## [Aim]
Whenever a line contains the string "type", copy it out of the entries.
#####
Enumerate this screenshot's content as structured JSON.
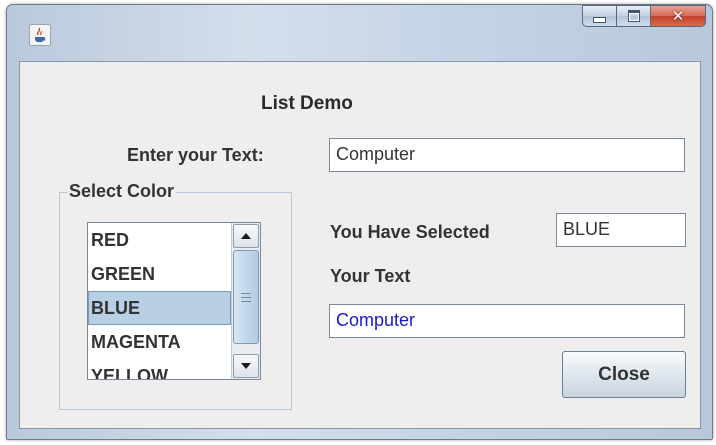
{
  "window": {
    "title_icon": "java-cup-icon",
    "controls": {
      "minimize": "minimize-icon",
      "maximize": "maximize-icon",
      "close": "close-icon"
    }
  },
  "main": {
    "heading": "List Demo",
    "enter_text_label": "Enter your Text:",
    "enter_text_value": "Computer",
    "group_title": "Select Color",
    "color_list": [
      {
        "label": "RED"
      },
      {
        "label": "GREEN"
      },
      {
        "label": "BLUE"
      },
      {
        "label": "MAGENTA"
      },
      {
        "label": "YELLOW"
      }
    ],
    "selected_index": 2,
    "you_have_selected_label": "You Have Selected",
    "you_have_selected_value": "BLUE",
    "your_text_label": "Your Text",
    "your_text_value": "Computer",
    "close_label": "Close"
  },
  "colors": {
    "selection_bg": "#b8cfe5",
    "your_text_color": "#1a1acc",
    "close_button_red": "#c4412c"
  }
}
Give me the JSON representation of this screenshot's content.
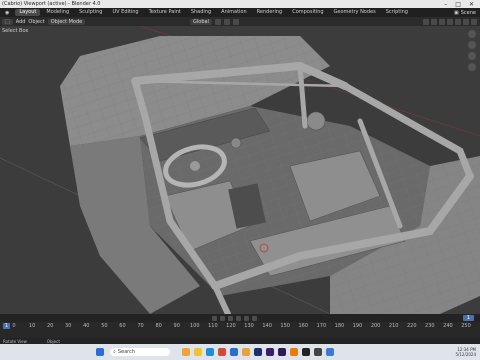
{
  "window": {
    "title": "(Cabrio) Viewport (active) - Blender 4.0"
  },
  "menubar": {
    "tabs": [
      "Layout",
      "Modeling",
      "Sculpting",
      "UV Editing",
      "Texture Paint",
      "Shading",
      "Animation",
      "Rendering",
      "Compositing",
      "Geometry Nodes",
      "Scripting"
    ],
    "active_tab": "Layout",
    "scene_label": "Scene"
  },
  "header": {
    "mode": "Object Mode",
    "items": [
      "Add",
      "Object"
    ],
    "transform_orientation": "Global"
  },
  "viewport": {
    "label": "Select Box"
  },
  "timeline": {
    "ticks": [
      "0",
      "10",
      "20",
      "30",
      "40",
      "50",
      "60",
      "70",
      "80",
      "90",
      "100",
      "110",
      "120",
      "130",
      "140",
      "150",
      "160",
      "170",
      "180",
      "190",
      "200",
      "210",
      "220",
      "230",
      "240",
      "250"
    ],
    "current_frame": "1"
  },
  "statusbar": {
    "items": [
      "Rotate View",
      "Object"
    ]
  },
  "taskbar": {
    "search_placeholder": "Search",
    "icons": [
      {
        "name": "start-icon",
        "color": "#2b6cd8"
      },
      {
        "name": "weather-icon",
        "color": "#f0a33a"
      },
      {
        "name": "files-icon",
        "color": "#f1c232"
      },
      {
        "name": "edge-icon",
        "color": "#1e8fd6"
      },
      {
        "name": "chrome-icon",
        "color": "#d24a3a"
      },
      {
        "name": "store-icon",
        "color": "#2e6bd1"
      },
      {
        "name": "pc-icon",
        "color": "#e9a13b"
      },
      {
        "name": "ps-icon",
        "color": "#1f2d6b"
      },
      {
        "name": "ae-icon",
        "color": "#3a1e6b"
      },
      {
        "name": "pr-icon",
        "color": "#2e1a55"
      },
      {
        "name": "blender-icon",
        "color": "#e87d0d"
      },
      {
        "name": "xbox-icon",
        "color": "#222222"
      },
      {
        "name": "unity-icon",
        "color": "#444444"
      },
      {
        "name": "mail-icon",
        "color": "#3a7bd5"
      }
    ],
    "time": "12:34 PM",
    "date": "5/12/2024"
  }
}
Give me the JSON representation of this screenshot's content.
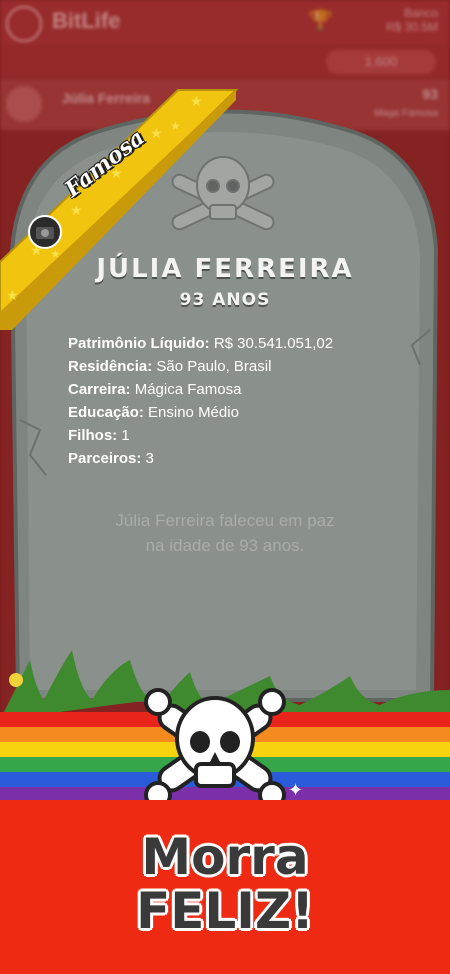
{
  "app": {
    "logo": "BitLife",
    "money_line1": "Banco",
    "money_line2": "R$ 30.5M",
    "pill": "1.600",
    "profile_name": "Júlia Ferreira",
    "profile_age": "93",
    "profile_sub": "Maga Famosa"
  },
  "badge": {
    "label": "Famosa",
    "icon": "camera-icon",
    "color": "#f1c40f"
  },
  "tombstone": {
    "name": "JÚLIA FERREIRA",
    "age": "93 ANOS",
    "facts": [
      {
        "label": "Patrimônio Líquido:",
        "value": "R$ 30.541.051,02"
      },
      {
        "label": "Residência:",
        "value": "São Paulo, Brasil"
      },
      {
        "label": "Carreira:",
        "value": "Mágica Famosa"
      },
      {
        "label": "Educação:",
        "value": "Ensino Médio"
      },
      {
        "label": "Filhos:",
        "value": "1"
      },
      {
        "label": "Parceiros:",
        "value": "3"
      }
    ],
    "epitaph_line1": "Júlia Ferreira faleceu em paz",
    "epitaph_line2": "na idade de 93 anos.",
    "skull_icon": "skull-crossbones-icon"
  },
  "banner": {
    "headline_line1": "Morra",
    "headline_line2": "FELIZ!",
    "rainbow": [
      "#e8241b",
      "#f58a1f",
      "#f6d20f",
      "#35a64a",
      "#2a5bd8",
      "#7b2fa8"
    ],
    "background": "#ee2a12"
  }
}
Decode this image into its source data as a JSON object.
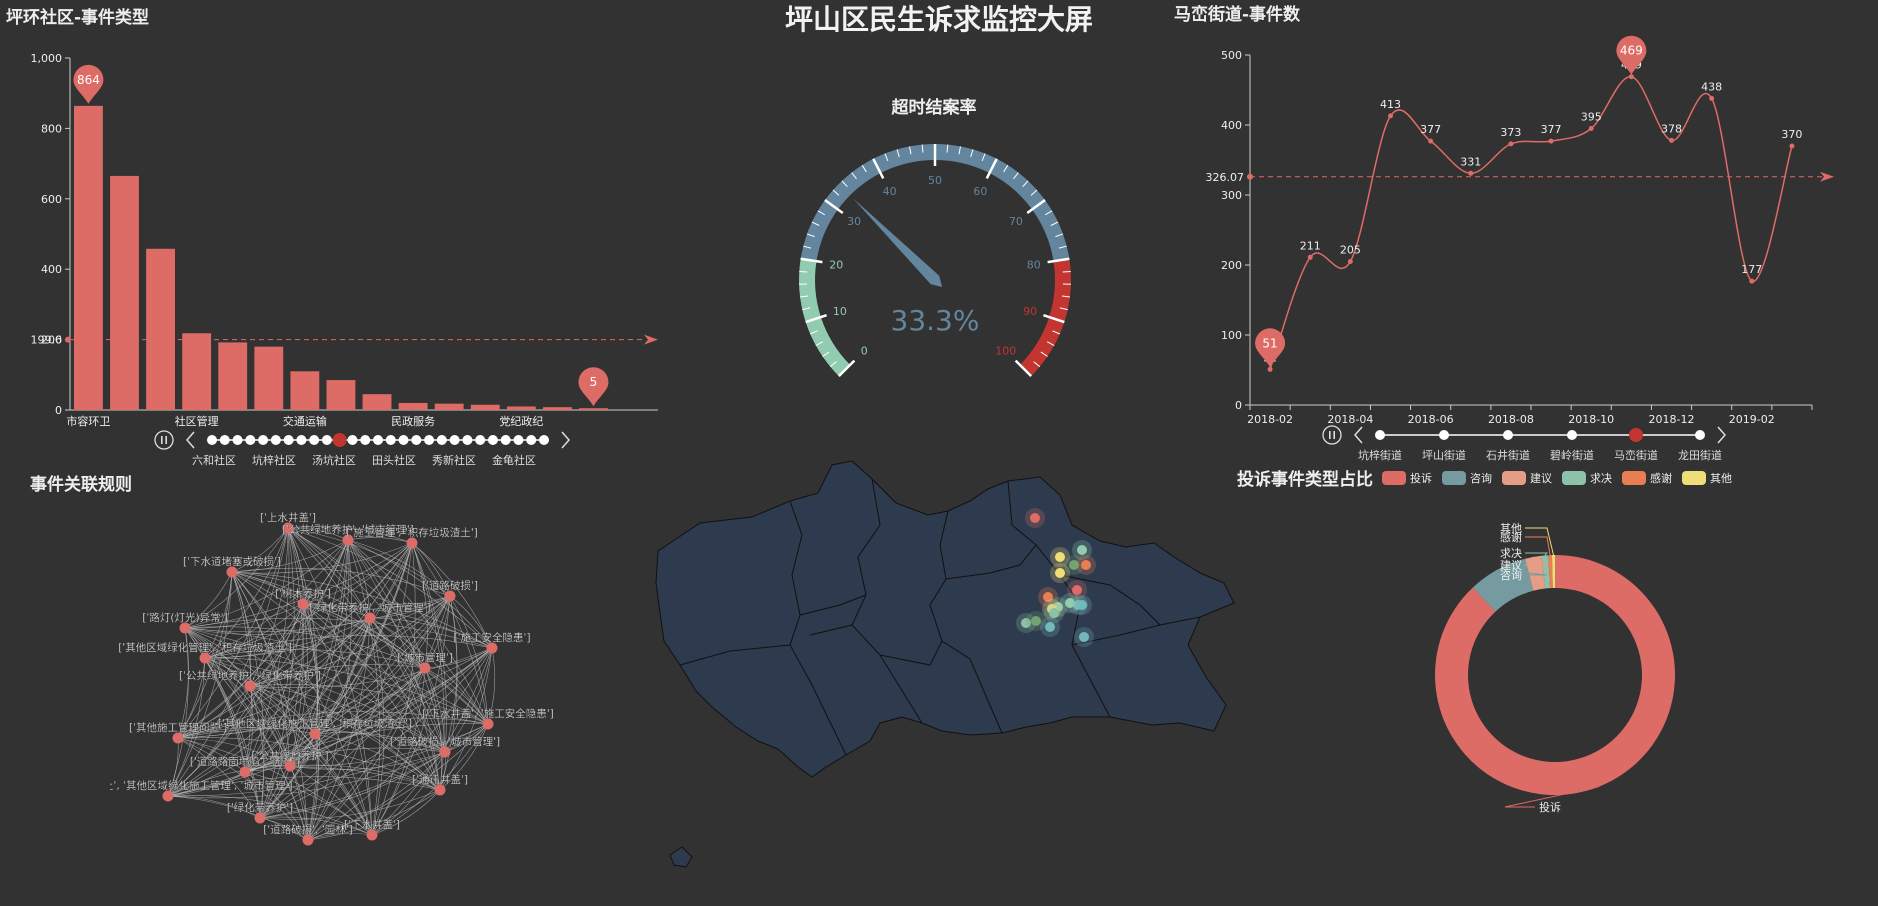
{
  "page_title": "坪山区民生诉求监控大屏",
  "colors": {
    "bg": "#323232",
    "bar": "#dd6b66",
    "gauge_green": "#91cbb0",
    "gauge_blue": "#63859e",
    "gauge_red": "#c23531",
    "map_fill": "#2e3a4d"
  },
  "chart_data": [
    {
      "type": "bar",
      "title": "坪环社区-事件类型",
      "categories": [
        "市容环卫",
        "",
        "",
        "社区管理",
        "",
        "",
        "交通运输",
        "",
        "",
        "民政服务",
        "",
        "",
        "党纪政纪",
        "",
        ""
      ],
      "values": [
        864,
        665,
        458,
        218,
        192,
        180,
        110,
        85,
        45,
        20,
        18,
        15,
        10,
        8,
        5
      ],
      "ylim": [
        0,
        1000
      ],
      "yticks": [
        "0",
        "200",
        "400",
        "600",
        "800",
        "1,000"
      ],
      "mark_points": [
        {
          "label": "864",
          "index": 0
        },
        {
          "label": "5",
          "index": 14
        }
      ],
      "mark_line_label": "199.6",
      "mark_line_value": 200,
      "timeline": {
        "labels": [
          "六和社区",
          "坑梓社区",
          "汤坑社区",
          "田头社区",
          "秀新社区",
          "金龟社区"
        ],
        "count": 27,
        "active_index": 10
      }
    },
    {
      "type": "gauge",
      "title": "超时结案率",
      "value": 33.3,
      "value_label": "33.3%",
      "ticks": [
        "0",
        "10",
        "20",
        "30",
        "40",
        "50",
        "60",
        "70",
        "80",
        "90",
        "100"
      ]
    },
    {
      "type": "line",
      "title": "马峦街道-事件数",
      "x": [
        "2018-02",
        "2018-03",
        "2018-04",
        "2018-05",
        "2018-06",
        "2018-07",
        "2018-08",
        "2018-09",
        "2018-10",
        "2018-11",
        "2018-12",
        "2019-01",
        "2019-02",
        "2019-03"
      ],
      "values": [
        51,
        211,
        205,
        413,
        377,
        331,
        373,
        377,
        395,
        469,
        378,
        438,
        177,
        370
      ],
      "xtick_labels": [
        "2018-02",
        "2018-04",
        "2018-06",
        "2018-08",
        "2018-10",
        "2018-12",
        "2019-02"
      ],
      "ylim": [
        0,
        500
      ],
      "yticks": [
        "0",
        "100",
        "200",
        "300",
        "400",
        "500"
      ],
      "mark_points": [
        {
          "label": "469",
          "index": 9
        },
        {
          "label": "51",
          "index": 0
        }
      ],
      "mark_line_label": "326.07",
      "mark_line_value": 326.07,
      "timeline": {
        "labels": [
          "坑梓街道",
          "坪山街道",
          "石井街道",
          "碧岭街道",
          "马峦街道",
          "龙田街道"
        ],
        "active_index": 4
      }
    },
    {
      "type": "pie",
      "title": "投诉事件类型占比",
      "legend": [
        "投诉",
        "咨询",
        "建议",
        "求决",
        "感谢",
        "其他"
      ],
      "slices": [
        {
          "name": "投诉",
          "value": 88.0,
          "color": "#dd6b66"
        },
        {
          "name": "咨询",
          "value": 8.0,
          "color": "#759aa0"
        },
        {
          "name": "建议",
          "value": 2.2,
          "color": "#e69d87"
        },
        {
          "name": "求决",
          "value": 0.9,
          "color": "#8dc1a9"
        },
        {
          "name": "感谢",
          "value": 0.5,
          "color": "#ea7e53"
        },
        {
          "name": "其他",
          "value": 0.4,
          "color": "#eedd78"
        }
      ]
    },
    {
      "type": "graph",
      "title": "事件关联规则",
      "nodes": [
        "['上水井盖']",
        "['公共绿地养护', '城市管理']",
        "['施工管理', '积存垃圾渣土']",
        "['下水道堵塞或破损']",
        "['道路破损']",
        "['树木养护']",
        "['绿化带养护', '城市管理']",
        "['路灯(灯光)异常']",
        "['其他区域绿化管理', '积存垃圾渣土']",
        "['施工安全隐患']",
        "['公共绿地养护', '绿化带养护']",
        "['城市管理']",
        "['其他施工管理问题']",
        "['其他区域绿化施工管理', '积存垃圾渣土']",
        "['道路路面塌陷', '园林']",
        "['下水井盖', '施工安全隐患']",
        "['道路破损', '城市管理']",
        "['积存垃圾渣土', '其他区域绿化施工管理', '城市管理']",
        "['公共绿地养护']",
        "['通讯井盖']",
        "['绿化带养护']",
        "['道路破损', '园林']",
        "['下水井盖']"
      ]
    },
    {
      "type": "map",
      "points": [
        {
          "color": "#dd6b66"
        },
        {
          "color": "#eedd78"
        },
        {
          "color": "#91cbb0"
        },
        {
          "color": "#73a373"
        },
        {
          "color": "#ea7e53"
        },
        {
          "color": "#eedd78"
        },
        {
          "color": "#dd6b66"
        },
        {
          "color": "#ea7e53"
        },
        {
          "color": "#73b9bc"
        },
        {
          "color": "#91cbb0"
        },
        {
          "color": "#8dc1a9"
        },
        {
          "color": "#91cbb0"
        },
        {
          "color": "#eedd78"
        },
        {
          "color": "#73a373"
        },
        {
          "color": "#73b9bc"
        },
        {
          "color": "#73b9bc"
        },
        {
          "color": "#73b9bc"
        },
        {
          "color": "#8dc1a9"
        }
      ]
    }
  ]
}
#####
## [Answer]
      "type": "bar",
      "type": "gauge",
      "type": "line",
      "type": "pie",
      "type": "graph",
      "type": "map",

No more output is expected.